SUPPLIED MATERIAL ->
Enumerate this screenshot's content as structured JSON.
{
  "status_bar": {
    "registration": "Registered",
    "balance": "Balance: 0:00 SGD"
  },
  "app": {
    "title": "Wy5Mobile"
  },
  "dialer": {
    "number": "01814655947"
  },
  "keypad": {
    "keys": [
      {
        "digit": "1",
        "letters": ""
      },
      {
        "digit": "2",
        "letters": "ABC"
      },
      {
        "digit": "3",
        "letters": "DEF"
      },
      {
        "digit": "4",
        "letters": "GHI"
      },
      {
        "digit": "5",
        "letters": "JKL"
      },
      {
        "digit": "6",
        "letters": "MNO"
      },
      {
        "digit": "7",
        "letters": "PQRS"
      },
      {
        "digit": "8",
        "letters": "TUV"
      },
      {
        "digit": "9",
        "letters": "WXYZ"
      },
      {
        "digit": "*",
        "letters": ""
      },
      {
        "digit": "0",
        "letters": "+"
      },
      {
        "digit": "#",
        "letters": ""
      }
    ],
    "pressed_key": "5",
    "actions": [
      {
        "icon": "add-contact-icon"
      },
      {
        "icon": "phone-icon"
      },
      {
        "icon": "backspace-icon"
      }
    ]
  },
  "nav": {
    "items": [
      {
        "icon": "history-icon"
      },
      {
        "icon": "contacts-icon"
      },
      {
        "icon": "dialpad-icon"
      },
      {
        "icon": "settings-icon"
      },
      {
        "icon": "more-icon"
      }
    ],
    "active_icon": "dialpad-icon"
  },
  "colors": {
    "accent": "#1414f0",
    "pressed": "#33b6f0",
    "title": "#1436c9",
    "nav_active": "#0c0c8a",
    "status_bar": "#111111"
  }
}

TO DO -> Looking at the data above, show all lines where the word "icon" occurs.

SOLUTION BELOW ->
        "icon": "add-contact-icon"
        "icon": "phone-icon"
        "icon": "backspace-icon"
        "icon": "history-icon"
        "icon": "contacts-icon"
        "icon": "dialpad-icon"
        "icon": "settings-icon"
        "icon": "more-icon"
    "active_icon": "dialpad-icon"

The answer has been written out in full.